Task description
Reproduce the data exactly and drop any pictures it holds.

———

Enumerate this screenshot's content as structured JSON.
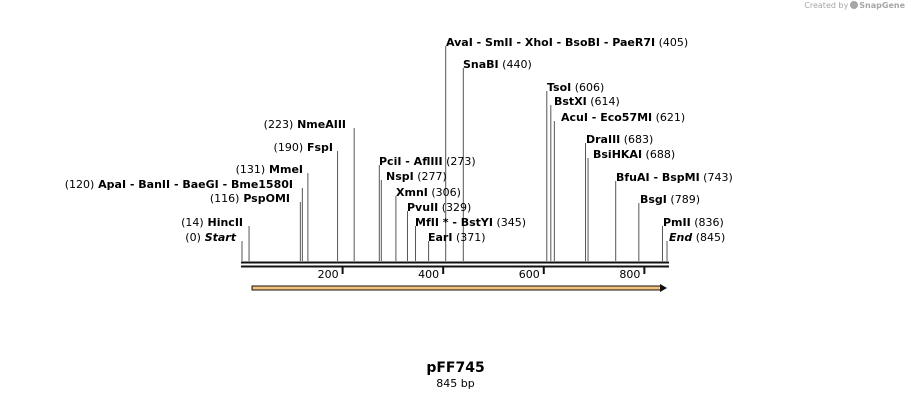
{
  "branding": {
    "prefix": "Created by",
    "name": "SnapGene"
  },
  "plasmid": {
    "name": "pFF745",
    "length_label": "845 bp"
  },
  "sequence": {
    "total_bp": 845,
    "ticks": [
      200,
      400,
      600,
      800
    ],
    "tick_labels": [
      "200",
      "400",
      "600",
      "800"
    ]
  },
  "feature_arrow": {
    "start_bp": 20,
    "end_bp": 845,
    "direction": "forward",
    "color": "#f3c17a"
  },
  "sites": [
    {
      "label_parts": [
        "(0)",
        "Start"
      ],
      "pos": 0,
      "italic": true
    },
    {
      "label_parts": [
        "(14)",
        "HincII"
      ],
      "pos": 14
    },
    {
      "label_parts": [
        "(116)",
        "PspOMI"
      ],
      "pos": 116
    },
    {
      "label_parts": [
        "(120)",
        "ApaI",
        "- BanII",
        "- BaeGI",
        "- Bme1580I"
      ],
      "pos": 120
    },
    {
      "label_parts": [
        "(131)",
        "MmeI"
      ],
      "pos": 131
    },
    {
      "label_parts": [
        "(190)",
        "FspI"
      ],
      "pos": 190
    },
    {
      "label_parts": [
        "(223)",
        "NmeAIII"
      ],
      "pos": 223
    },
    {
      "label_parts": [
        "PciI",
        "- AflIII",
        "(273)"
      ],
      "pos": 273
    },
    {
      "label_parts": [
        "NspI",
        "(277)"
      ],
      "pos": 277
    },
    {
      "label_parts": [
        "XmnI",
        "(306)"
      ],
      "pos": 306
    },
    {
      "label_parts": [
        "PvuII",
        "(329)"
      ],
      "pos": 329
    },
    {
      "label_parts": [
        "MfII *",
        "- BstYI",
        "(345)"
      ],
      "pos": 345
    },
    {
      "label_parts": [
        "EarI",
        "(371)"
      ],
      "pos": 371
    },
    {
      "label_parts": [
        "AvaI",
        "- SmII",
        "- XhoI",
        "- BsoBI",
        "- PaeR7I",
        "(405)"
      ],
      "pos": 405
    },
    {
      "label_parts": [
        "SnaBI",
        "(440)"
      ],
      "pos": 440
    },
    {
      "label_parts": [
        "TsoI",
        "(606)"
      ],
      "pos": 606
    },
    {
      "label_parts": [
        "BstXI",
        "(614)"
      ],
      "pos": 614
    },
    {
      "label_parts": [
        "AcuI",
        "- Eco57MI",
        "(621)"
      ],
      "pos": 621
    },
    {
      "label_parts": [
        "DraIII",
        "(683)"
      ],
      "pos": 683
    },
    {
      "label_parts": [
        "BsiHKAI",
        "(688)"
      ],
      "pos": 688
    },
    {
      "label_parts": [
        "BfuAI",
        "- BspMI",
        "(743)"
      ],
      "pos": 743
    },
    {
      "label_parts": [
        "BsgI",
        "(789)"
      ],
      "pos": 789
    },
    {
      "label_parts": [
        "PmII",
        "(836)"
      ],
      "pos": 836
    },
    {
      "label_parts": [
        "End",
        "(845)"
      ],
      "pos": 845,
      "italic": true
    }
  ]
}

———

Response to the task
Enumerate this screenshot's content as structured JSON.
{
  "branding": {
    "prefix": "Created by",
    "name": "SnapGene"
  },
  "plasmid": {
    "name": "pFF745",
    "length_label": "845 bp"
  },
  "sequence": {
    "total_bp": 845,
    "ticks": [
      200,
      400,
      600,
      800
    ],
    "tick_labels": [
      "200",
      "400",
      "600",
      "800"
    ]
  },
  "feature_arrow": {
    "start_bp": 20,
    "end_bp": 845,
    "direction": "forward",
    "color": "#f3c17a"
  },
  "sites": [
    {
      "label_parts": [
        "(0)",
        "Start"
      ],
      "pos": 0,
      "italic": true
    },
    {
      "label_parts": [
        "(14)",
        "HincII"
      ],
      "pos": 14
    },
    {
      "label_parts": [
        "(116)",
        "PspOMI"
      ],
      "pos": 116
    },
    {
      "label_parts": [
        "(120)",
        "ApaI",
        "- BanII",
        "- BaeGI",
        "- Bme1580I"
      ],
      "pos": 120
    },
    {
      "label_parts": [
        "(131)",
        "MmeI"
      ],
      "pos": 131
    },
    {
      "label_parts": [
        "(190)",
        "FspI"
      ],
      "pos": 190
    },
    {
      "label_parts": [
        "(223)",
        "NmeAIII"
      ],
      "pos": 223
    },
    {
      "label_parts": [
        "PciI",
        "- AflIII",
        "(273)"
      ],
      "pos": 273
    },
    {
      "label_parts": [
        "NspI",
        "(277)"
      ],
      "pos": 277
    },
    {
      "label_parts": [
        "XmnI",
        "(306)"
      ],
      "pos": 306
    },
    {
      "label_parts": [
        "PvuII",
        "(329)"
      ],
      "pos": 329
    },
    {
      "label_parts": [
        "MfII *",
        "- BstYI",
        "(345)"
      ],
      "pos": 345
    },
    {
      "label_parts": [
        "EarI",
        "(371)"
      ],
      "pos": 371
    },
    {
      "label_parts": [
        "AvaI",
        "- SmII",
        "- XhoI",
        "- BsoBI",
        "- PaeR7I",
        "(405)"
      ],
      "pos": 405
    },
    {
      "label_parts": [
        "SnaBI",
        "(440)"
      ],
      "pos": 440
    },
    {
      "label_parts": [
        "TsoI",
        "(606)"
      ],
      "pos": 606
    },
    {
      "label_parts": [
        "BstXI",
        "(614)"
      ],
      "pos": 614
    },
    {
      "label_parts": [
        "AcuI",
        "- Eco57MI",
        "(621)"
      ],
      "pos": 621
    },
    {
      "label_parts": [
        "DraIII",
        "(683)"
      ],
      "pos": 683
    },
    {
      "label_parts": [
        "BsiHKAI",
        "(688)"
      ],
      "pos": 688
    },
    {
      "label_parts": [
        "BfuAI",
        "- BspMI",
        "(743)"
      ],
      "pos": 743
    },
    {
      "label_parts": [
        "BsgI",
        "(789)"
      ],
      "pos": 789
    },
    {
      "label_parts": [
        "PmII",
        "(836)"
      ],
      "pos": 836
    },
    {
      "label_parts": [
        "End",
        "(845)"
      ],
      "pos": 845,
      "italic": true
    }
  ]
}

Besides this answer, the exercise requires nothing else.